### Job:
Transcribe word for word the lines spanning the line with "Give me a plain-text" through the end of the records.

### Given data:
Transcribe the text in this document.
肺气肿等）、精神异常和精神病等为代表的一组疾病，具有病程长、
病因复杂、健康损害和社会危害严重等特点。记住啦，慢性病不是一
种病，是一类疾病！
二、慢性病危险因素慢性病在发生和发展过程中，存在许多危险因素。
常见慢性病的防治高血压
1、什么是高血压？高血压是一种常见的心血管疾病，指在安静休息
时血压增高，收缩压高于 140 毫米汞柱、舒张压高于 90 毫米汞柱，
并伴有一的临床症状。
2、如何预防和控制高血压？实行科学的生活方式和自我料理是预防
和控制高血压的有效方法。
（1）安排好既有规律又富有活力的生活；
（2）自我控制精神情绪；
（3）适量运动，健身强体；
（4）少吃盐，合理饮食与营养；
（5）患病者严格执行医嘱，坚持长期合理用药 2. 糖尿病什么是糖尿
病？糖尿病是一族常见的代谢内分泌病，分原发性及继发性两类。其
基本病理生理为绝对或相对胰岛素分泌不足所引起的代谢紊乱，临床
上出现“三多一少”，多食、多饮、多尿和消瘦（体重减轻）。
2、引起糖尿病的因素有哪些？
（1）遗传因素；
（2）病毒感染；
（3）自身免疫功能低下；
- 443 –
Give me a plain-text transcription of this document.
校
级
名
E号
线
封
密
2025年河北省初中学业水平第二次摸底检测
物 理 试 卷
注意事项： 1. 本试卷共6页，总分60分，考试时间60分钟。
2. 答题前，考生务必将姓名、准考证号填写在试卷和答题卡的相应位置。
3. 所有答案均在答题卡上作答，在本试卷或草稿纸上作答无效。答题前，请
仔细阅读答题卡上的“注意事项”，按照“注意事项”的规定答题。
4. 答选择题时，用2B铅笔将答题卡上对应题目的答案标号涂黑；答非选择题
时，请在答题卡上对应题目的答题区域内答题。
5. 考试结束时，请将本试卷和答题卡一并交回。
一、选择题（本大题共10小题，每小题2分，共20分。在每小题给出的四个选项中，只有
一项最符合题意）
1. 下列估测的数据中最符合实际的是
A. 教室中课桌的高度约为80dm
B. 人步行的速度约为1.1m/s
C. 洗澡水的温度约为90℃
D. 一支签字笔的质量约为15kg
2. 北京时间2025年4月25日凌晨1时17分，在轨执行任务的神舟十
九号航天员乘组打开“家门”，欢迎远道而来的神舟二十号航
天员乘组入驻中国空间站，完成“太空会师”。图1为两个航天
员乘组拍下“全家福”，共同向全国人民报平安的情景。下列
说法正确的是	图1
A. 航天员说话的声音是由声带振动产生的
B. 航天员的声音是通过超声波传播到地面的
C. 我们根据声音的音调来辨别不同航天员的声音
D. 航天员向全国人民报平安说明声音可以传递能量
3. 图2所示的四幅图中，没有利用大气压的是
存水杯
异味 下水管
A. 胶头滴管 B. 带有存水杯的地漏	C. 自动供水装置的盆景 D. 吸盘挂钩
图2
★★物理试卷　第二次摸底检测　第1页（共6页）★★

### Exercise solution:
Give me a plain-text transcription of this document.
校
级
名
E号
线
封
密
2025年河北省初中学业水平第二次摸底检测
物 理 试 卷
注意事项： 1. 本试卷共6页，总分60分，考试时间60分钟。
2. 答题前，考生务必将姓名、准考证号填写在试卷和答题卡的相应位置。
3. 所有答案均在答题卡上作答，在本试卷或草稿纸上作答无效。答题前，请
仔细阅读答题卡上的“注意事项”，按照“注意事项”的规定答题。
4. 答选择题时，用2B铅笔将答题卡上对应题目的答案标号涂黑；答非选择题
时，请在答题卡上对应题目的答题区域内答题。
5. 考试结束时，请将本试卷和答题卡一并交回。
一、选择题（本大题共10小题，每小题2分，共20分。在每小题给出的四个选项中，只有
一项最符合题意）
1. 下列估测的数据中最符合实际的是
A. 教室中课桌的高度约为80dm
B. 人步行的速度约为1.1m/s
C. 洗澡水的温度约为90℃
D. 一支签字笔的质量约为15kg
2. 北京时间2025年4月25日凌晨1时17分，在轨执行任务的神舟十
九号航天员乘组打开“家门”，欢迎远道而来的神舟二十号航
天员乘组入驻中国空间站，完成“太空会师”。图1为两个航天
员乘组拍下“全家福”，共同向全国人民报平安的情景。下列
说法正确的是	图1
A. 航天员说话的声音是由声带振动产生的
B. 航天员的声音是通过超声波传播到地面的
C. 我们根据声音的音调来辨别不同航天员的声音
D. 航天员向全国人民报平安说明声音可以传递能量
3. 图2所示的四幅图中，没有利用大气压的是
存水杯
异味 下水管
A. 胶头滴管 B. 带有存水杯的地漏	C. 自动供水装置的盆景 D. 吸盘挂钩
图2
★★物理试卷　第二次摸底检测　第1页（共6页）★★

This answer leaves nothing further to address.